THE TASK → Present each line of the entries below that holds the word "type".

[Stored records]
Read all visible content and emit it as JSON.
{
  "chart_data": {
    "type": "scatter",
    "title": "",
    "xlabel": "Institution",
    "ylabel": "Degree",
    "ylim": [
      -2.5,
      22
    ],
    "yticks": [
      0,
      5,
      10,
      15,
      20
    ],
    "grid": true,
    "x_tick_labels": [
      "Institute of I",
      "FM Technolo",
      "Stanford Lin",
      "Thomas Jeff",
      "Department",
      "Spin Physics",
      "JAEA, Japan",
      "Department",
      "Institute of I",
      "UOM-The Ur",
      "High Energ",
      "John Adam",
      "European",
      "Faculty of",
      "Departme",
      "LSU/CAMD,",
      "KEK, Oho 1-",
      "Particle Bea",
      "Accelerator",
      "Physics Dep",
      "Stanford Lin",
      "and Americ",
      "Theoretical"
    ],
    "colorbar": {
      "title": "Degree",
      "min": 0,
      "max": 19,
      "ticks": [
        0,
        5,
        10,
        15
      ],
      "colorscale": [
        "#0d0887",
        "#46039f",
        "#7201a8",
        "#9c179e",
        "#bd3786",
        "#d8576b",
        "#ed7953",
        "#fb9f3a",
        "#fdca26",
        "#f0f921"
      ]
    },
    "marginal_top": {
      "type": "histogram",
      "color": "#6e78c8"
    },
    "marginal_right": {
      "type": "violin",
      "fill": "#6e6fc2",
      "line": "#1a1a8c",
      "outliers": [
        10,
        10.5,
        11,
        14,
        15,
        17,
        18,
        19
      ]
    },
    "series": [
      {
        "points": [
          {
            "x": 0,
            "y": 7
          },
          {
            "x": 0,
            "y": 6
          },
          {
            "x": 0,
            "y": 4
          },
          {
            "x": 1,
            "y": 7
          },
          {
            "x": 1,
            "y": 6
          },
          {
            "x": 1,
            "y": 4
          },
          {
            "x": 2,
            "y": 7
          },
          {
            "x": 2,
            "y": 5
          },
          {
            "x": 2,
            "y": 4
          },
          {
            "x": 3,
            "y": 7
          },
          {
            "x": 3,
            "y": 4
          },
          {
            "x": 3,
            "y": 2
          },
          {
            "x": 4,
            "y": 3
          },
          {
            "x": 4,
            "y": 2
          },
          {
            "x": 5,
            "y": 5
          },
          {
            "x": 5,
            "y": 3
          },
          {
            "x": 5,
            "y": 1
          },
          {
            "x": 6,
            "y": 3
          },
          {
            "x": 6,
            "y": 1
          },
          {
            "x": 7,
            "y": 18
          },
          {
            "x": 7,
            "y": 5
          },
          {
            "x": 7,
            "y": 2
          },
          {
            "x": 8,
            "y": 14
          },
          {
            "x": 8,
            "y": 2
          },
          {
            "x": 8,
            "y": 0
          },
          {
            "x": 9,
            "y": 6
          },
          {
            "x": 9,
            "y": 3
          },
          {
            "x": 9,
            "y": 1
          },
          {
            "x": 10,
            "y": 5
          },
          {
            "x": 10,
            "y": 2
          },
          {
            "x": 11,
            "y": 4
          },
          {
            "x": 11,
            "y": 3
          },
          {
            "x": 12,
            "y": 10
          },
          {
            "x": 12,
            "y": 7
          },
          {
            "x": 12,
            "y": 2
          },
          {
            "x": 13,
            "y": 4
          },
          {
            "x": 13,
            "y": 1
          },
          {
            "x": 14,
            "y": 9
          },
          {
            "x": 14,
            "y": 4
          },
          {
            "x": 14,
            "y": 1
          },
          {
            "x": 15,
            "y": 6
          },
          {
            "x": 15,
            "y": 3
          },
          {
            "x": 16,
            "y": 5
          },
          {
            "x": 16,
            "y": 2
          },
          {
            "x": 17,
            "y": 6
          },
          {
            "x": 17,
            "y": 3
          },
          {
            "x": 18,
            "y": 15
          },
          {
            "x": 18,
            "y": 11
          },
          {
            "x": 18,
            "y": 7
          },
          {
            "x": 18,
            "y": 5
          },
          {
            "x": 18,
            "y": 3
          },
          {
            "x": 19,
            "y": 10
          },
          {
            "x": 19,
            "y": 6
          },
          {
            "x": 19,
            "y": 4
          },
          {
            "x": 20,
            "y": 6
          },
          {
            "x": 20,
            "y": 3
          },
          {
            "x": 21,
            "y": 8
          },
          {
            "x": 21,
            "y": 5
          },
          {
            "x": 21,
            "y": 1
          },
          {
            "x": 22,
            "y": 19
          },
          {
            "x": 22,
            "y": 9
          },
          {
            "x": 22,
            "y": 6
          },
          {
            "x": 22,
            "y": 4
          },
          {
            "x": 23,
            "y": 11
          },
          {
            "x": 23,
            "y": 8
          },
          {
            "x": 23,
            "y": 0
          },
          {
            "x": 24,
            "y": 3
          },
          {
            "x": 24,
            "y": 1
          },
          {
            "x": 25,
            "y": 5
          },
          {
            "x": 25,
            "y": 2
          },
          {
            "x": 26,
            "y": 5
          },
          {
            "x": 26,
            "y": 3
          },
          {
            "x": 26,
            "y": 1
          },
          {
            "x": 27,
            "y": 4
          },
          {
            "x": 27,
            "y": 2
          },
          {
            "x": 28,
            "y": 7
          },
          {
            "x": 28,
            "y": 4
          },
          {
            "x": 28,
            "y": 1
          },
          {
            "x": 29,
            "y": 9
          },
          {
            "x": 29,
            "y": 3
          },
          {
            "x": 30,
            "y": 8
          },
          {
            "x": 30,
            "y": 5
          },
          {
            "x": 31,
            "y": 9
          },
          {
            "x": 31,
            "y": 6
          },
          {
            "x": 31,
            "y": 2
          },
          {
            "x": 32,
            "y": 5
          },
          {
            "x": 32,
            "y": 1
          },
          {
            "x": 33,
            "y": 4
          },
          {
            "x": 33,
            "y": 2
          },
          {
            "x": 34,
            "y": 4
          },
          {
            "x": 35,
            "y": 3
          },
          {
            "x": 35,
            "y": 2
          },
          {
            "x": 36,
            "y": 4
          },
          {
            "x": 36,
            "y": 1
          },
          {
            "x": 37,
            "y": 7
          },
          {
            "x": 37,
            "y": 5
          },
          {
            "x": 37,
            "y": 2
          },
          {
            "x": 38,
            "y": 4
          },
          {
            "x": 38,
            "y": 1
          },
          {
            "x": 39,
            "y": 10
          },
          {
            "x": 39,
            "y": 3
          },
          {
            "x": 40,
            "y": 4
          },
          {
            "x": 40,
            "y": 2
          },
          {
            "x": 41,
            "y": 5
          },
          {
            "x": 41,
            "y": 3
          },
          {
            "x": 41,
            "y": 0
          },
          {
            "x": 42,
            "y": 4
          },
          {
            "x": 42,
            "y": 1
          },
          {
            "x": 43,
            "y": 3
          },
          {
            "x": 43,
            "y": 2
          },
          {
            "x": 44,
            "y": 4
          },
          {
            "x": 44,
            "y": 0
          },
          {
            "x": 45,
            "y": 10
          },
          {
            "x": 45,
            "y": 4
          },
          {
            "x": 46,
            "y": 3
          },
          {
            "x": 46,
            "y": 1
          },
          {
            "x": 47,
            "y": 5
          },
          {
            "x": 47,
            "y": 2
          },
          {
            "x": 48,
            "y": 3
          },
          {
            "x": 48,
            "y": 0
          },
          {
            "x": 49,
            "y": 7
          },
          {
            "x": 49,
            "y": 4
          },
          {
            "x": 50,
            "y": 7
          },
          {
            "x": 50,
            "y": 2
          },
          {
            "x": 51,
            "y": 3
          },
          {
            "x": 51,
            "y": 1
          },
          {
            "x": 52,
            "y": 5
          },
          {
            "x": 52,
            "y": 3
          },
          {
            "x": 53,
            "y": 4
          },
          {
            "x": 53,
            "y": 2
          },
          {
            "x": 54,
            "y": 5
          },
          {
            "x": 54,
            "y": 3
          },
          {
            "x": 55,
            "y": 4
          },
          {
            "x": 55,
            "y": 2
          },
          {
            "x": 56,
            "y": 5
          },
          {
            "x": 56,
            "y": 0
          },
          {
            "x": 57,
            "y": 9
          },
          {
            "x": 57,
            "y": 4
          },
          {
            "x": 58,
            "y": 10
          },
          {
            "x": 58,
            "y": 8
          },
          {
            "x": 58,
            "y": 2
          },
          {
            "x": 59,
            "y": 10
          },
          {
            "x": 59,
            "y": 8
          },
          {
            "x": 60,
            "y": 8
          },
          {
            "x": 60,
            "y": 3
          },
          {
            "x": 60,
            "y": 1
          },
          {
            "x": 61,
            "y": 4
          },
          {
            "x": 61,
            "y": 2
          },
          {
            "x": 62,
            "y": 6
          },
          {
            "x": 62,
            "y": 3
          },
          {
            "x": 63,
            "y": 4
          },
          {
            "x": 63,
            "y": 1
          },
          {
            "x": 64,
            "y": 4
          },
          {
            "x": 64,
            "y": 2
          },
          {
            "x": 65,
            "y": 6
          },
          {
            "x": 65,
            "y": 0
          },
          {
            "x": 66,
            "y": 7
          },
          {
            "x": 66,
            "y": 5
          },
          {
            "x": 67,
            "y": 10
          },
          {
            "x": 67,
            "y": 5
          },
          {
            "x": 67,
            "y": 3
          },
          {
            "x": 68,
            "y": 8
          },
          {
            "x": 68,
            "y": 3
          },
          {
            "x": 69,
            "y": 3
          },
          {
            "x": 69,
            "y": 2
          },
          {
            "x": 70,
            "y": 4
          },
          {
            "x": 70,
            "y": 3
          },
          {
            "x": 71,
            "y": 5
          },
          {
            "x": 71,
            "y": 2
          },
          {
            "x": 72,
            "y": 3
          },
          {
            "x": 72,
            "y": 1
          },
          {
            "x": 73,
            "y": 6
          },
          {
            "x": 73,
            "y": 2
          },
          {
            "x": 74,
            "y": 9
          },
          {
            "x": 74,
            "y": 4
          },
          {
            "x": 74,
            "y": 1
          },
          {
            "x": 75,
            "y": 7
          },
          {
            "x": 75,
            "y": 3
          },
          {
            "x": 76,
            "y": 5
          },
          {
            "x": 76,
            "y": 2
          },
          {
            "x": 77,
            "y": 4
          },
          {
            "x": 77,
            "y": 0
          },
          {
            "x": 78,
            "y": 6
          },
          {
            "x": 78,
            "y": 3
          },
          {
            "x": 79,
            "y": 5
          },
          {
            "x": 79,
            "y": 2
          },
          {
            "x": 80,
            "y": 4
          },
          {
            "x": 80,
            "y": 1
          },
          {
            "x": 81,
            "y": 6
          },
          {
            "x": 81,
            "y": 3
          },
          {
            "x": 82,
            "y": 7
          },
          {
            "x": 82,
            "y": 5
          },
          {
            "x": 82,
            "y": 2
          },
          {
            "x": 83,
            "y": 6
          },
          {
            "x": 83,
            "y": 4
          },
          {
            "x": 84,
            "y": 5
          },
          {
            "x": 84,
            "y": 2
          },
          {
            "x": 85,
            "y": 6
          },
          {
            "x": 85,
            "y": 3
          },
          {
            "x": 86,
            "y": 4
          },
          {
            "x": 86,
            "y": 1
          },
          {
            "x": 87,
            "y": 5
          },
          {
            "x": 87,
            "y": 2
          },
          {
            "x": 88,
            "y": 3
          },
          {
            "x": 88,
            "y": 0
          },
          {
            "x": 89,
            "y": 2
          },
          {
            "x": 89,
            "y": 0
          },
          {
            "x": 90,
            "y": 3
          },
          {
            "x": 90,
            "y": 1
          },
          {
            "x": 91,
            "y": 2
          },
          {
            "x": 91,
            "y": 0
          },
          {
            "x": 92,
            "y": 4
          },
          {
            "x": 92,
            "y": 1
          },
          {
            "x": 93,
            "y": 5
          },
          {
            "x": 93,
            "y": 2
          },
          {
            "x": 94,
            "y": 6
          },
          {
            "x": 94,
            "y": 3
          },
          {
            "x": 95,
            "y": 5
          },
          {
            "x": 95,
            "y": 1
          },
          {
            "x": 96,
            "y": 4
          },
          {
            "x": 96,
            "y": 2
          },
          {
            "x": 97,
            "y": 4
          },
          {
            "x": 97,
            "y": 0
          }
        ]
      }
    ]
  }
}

SOLUTION TO THE EXERCISE →
    "type": "scatter",
      "type": "histogram",
      "type": "violin",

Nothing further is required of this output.